→ **Exercise**
Set down the entries that follow exactly as written, leaving out any images.

(Image records of document pages)
+++++

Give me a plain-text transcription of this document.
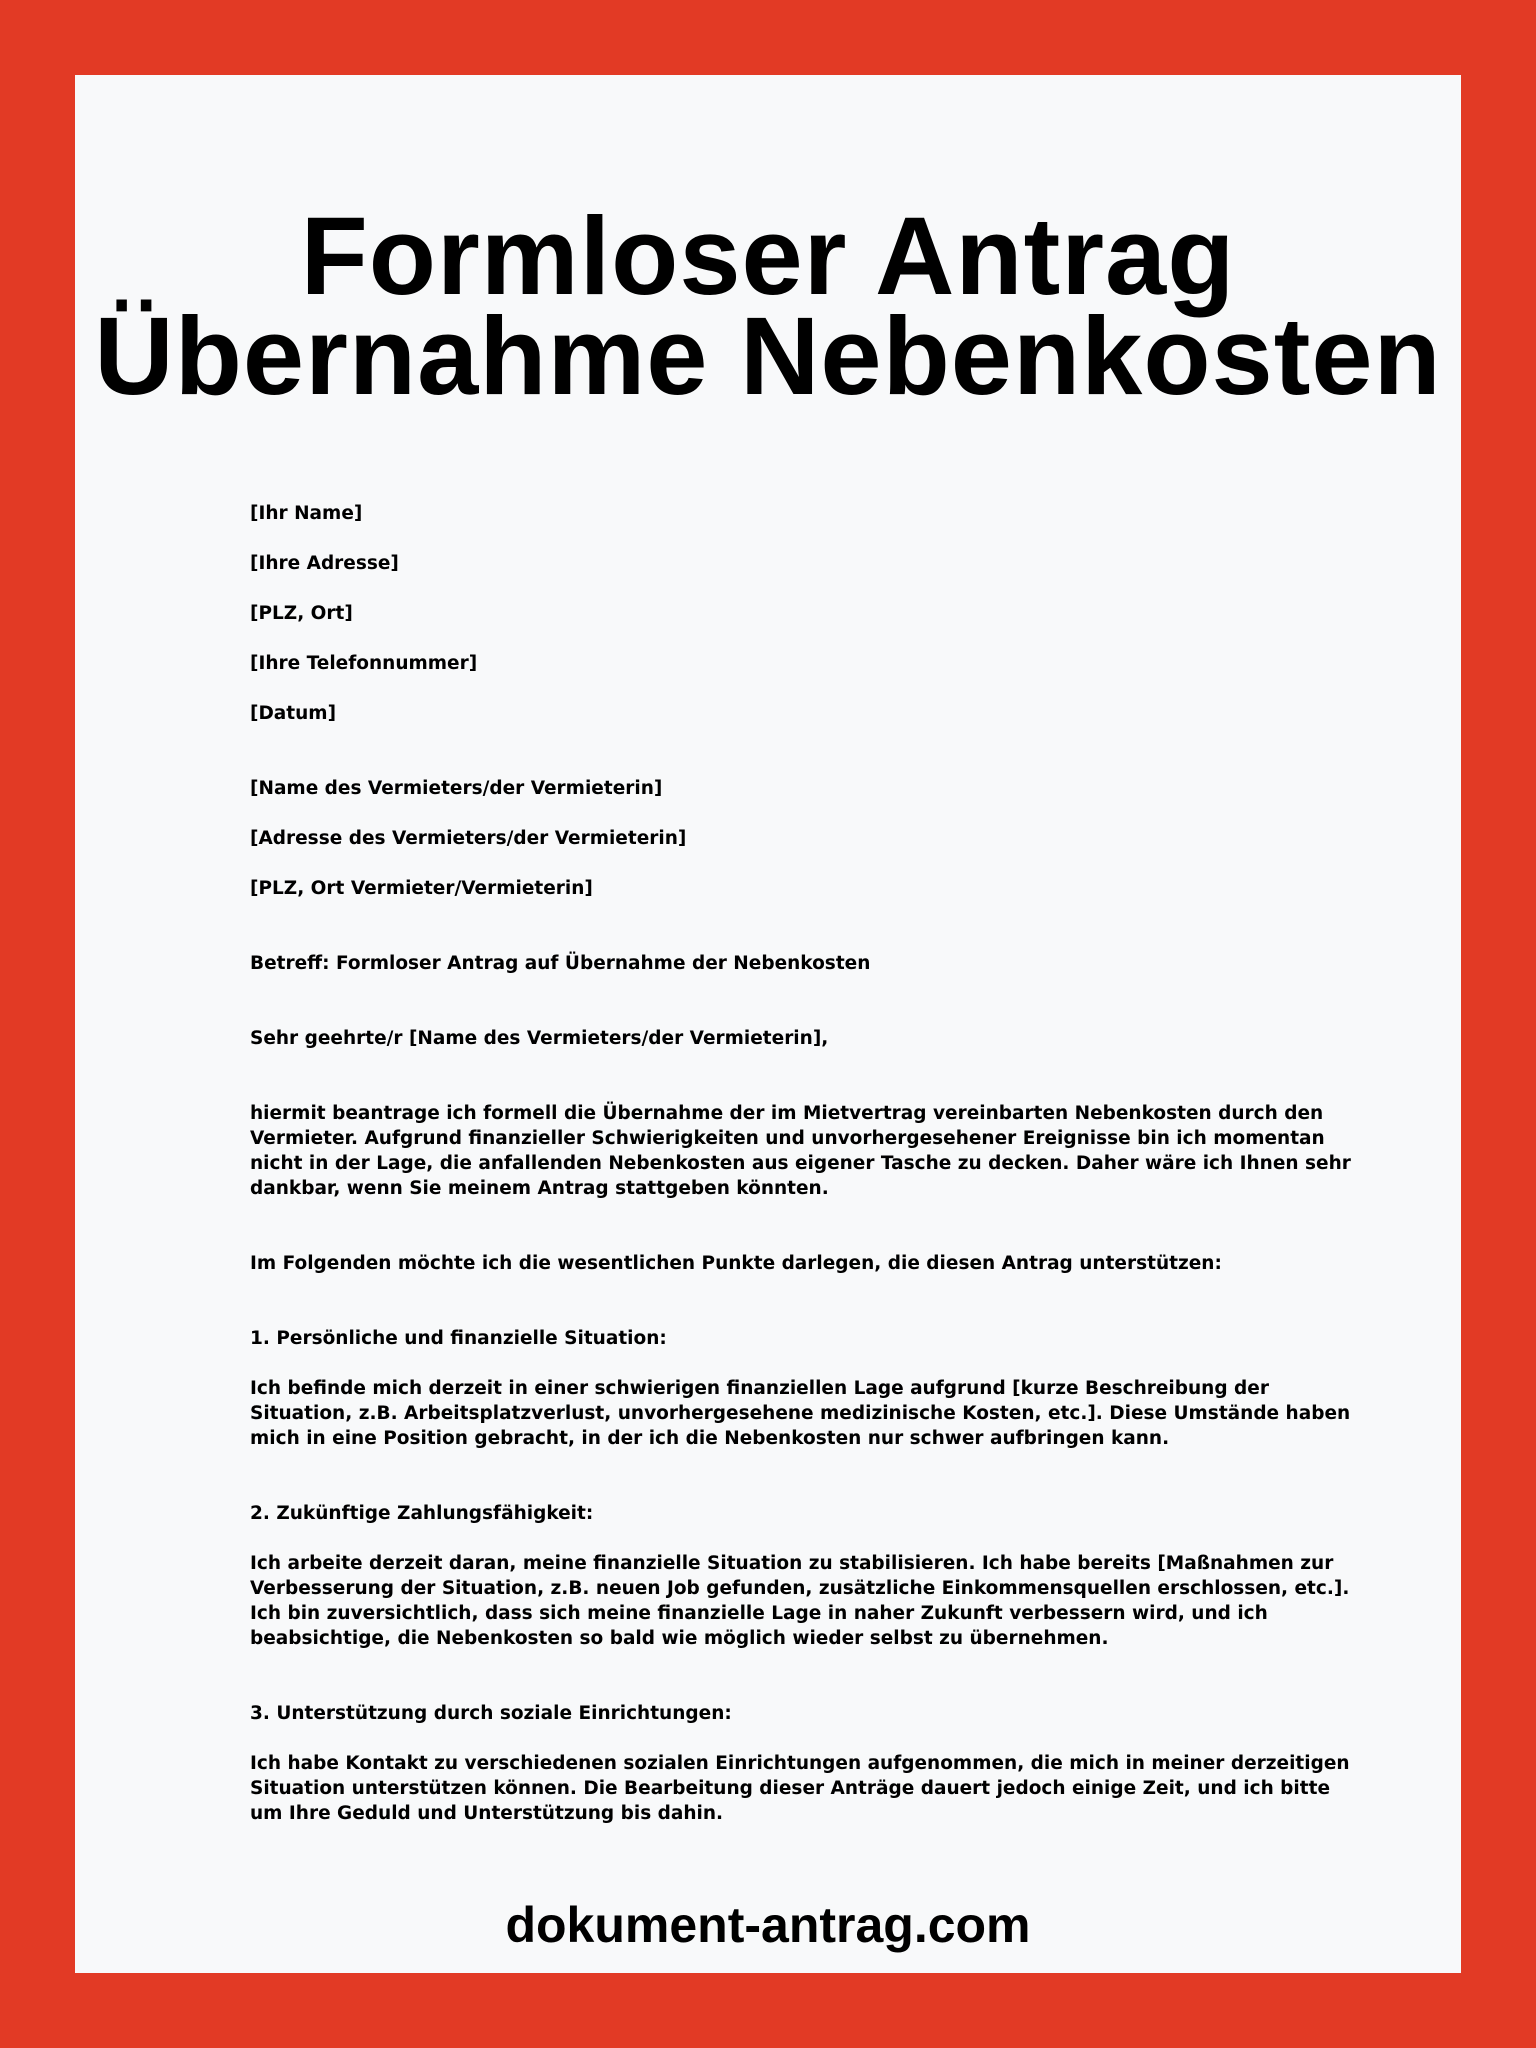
Formloser Antrag
Übernahme Nebenkosten

[Ihr Name]

[Ihre Adresse]

[PLZ, Ort]

[Ihre Telefonnummer]

[Datum]

[Name des Vermieters/der Vermieterin]

[Adresse des Vermieters/der Vermieterin]

[PLZ, Ort Vermieter/Vermieterin]

Betreff: Formloser Antrag auf Übernahme der Nebenkosten

Sehr geehrte/r [Name des Vermieters/der Vermieterin],

hiermit beantrage ich formell die Übernahme der im Mietvertrag vereinbarten Nebenkosten durch den Vermieter. Aufgrund finanzieller Schwierigkeiten und unvorhergesehener Ereignisse bin ich momentan nicht in der Lage, die anfallenden Nebenkosten aus eigener Tasche zu decken. Daher wäre ich Ihnen sehr dankbar, wenn Sie meinem Antrag stattgeben könnten.

Im Folgenden möchte ich die wesentlichen Punkte darlegen, die diesen Antrag unterstützen:

1. Persönliche und finanzielle Situation:

Ich befinde mich derzeit in einer schwierigen finanziellen Lage aufgrund [kurze Beschreibung der Situation, z.B. Arbeitsplatzverlust, unvorhergesehene medizinische Kosten, etc.]. Diese Umstände haben mich in eine Position gebracht, in der ich die Nebenkosten nur schwer aufbringen kann.

2. Zukünftige Zahlungsfähigkeit:

Ich arbeite derzeit daran, meine finanzielle Situation zu stabilisieren. Ich habe bereits [Maßnahmen zur Verbesserung der Situation, z.B. neuen Job gefunden, zusätzliche Einkommensquellen erschlossen, etc.]. Ich bin zuversichtlich, dass sich meine finanzielle Lage in naher Zukunft verbessern wird, und ich beabsichtige, die Nebenkosten so bald wie möglich wieder selbst zu übernehmen.

3. Unterstützung durch soziale Einrichtungen:

Ich habe Kontakt zu verschiedenen sozialen Einrichtungen aufgenommen, die mich in meiner derzeitigen Situation unterstützen können. Die Bearbeitung dieser Anträge dauert jedoch einige Zeit, und ich bitte um Ihre Geduld und Unterstützung bis dahin.

dokument-antrag.com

+++++

→ **The completed task**
Give me a plain-text transcription of this document.
Formloser Antrag
Übernahme Nebenkosten

[Ihr Name]

[Ihre Adresse]

[PLZ, Ort]

[Ihre Telefonnummer]

[Datum]

[Name des Vermieters/der Vermieterin]

[Adresse des Vermieters/der Vermieterin]

[PLZ, Ort Vermieter/Vermieterin]

Betreff: Formloser Antrag auf Übernahme der Nebenkosten

Sehr geehrte/r [Name des Vermieters/der Vermieterin],

hiermit beantrage ich formell die Übernahme der im Mietvertrag vereinbarten Nebenkosten durch den Vermieter. Aufgrund finanzieller Schwierigkeiten und unvorhergesehener Ereignisse bin ich momentan nicht in der Lage, die anfallenden Nebenkosten aus eigener Tasche zu decken. Daher wäre ich Ihnen sehr dankbar, wenn Sie meinem Antrag stattgeben könnten.

Im Folgenden möchte ich die wesentlichen Punkte darlegen, die diesen Antrag unterstützen:

1. Persönliche und finanzielle Situation:

Ich befinde mich derzeit in einer schwierigen finanziellen Lage aufgrund [kurze Beschreibung der Situation, z.B. Arbeitsplatzverlust, unvorhergesehene medizinische Kosten, etc.]. Diese Umstände haben mich in eine Position gebracht, in der ich die Nebenkosten nur schwer aufbringen kann.

2. Zukünftige Zahlungsfähigkeit:

Ich arbeite derzeit daran, meine finanzielle Situation zu stabilisieren. Ich habe bereits [Maßnahmen zur Verbesserung der Situation, z.B. neuen Job gefunden, zusätzliche Einkommensquellen erschlossen, etc.]. Ich bin zuversichtlich, dass sich meine finanzielle Lage in naher Zukunft verbessern wird, und ich beabsichtige, die Nebenkosten so bald wie möglich wieder selbst zu übernehmen.

3. Unterstützung durch soziale Einrichtungen:

Ich habe Kontakt zu verschiedenen sozialen Einrichtungen aufgenommen, die mich in meiner derzeitigen Situation unterstützen können. Die Bearbeitung dieser Anträge dauert jedoch einige Zeit, und ich bitte um Ihre Geduld und Unterstützung bis dahin.

dokument-antrag.com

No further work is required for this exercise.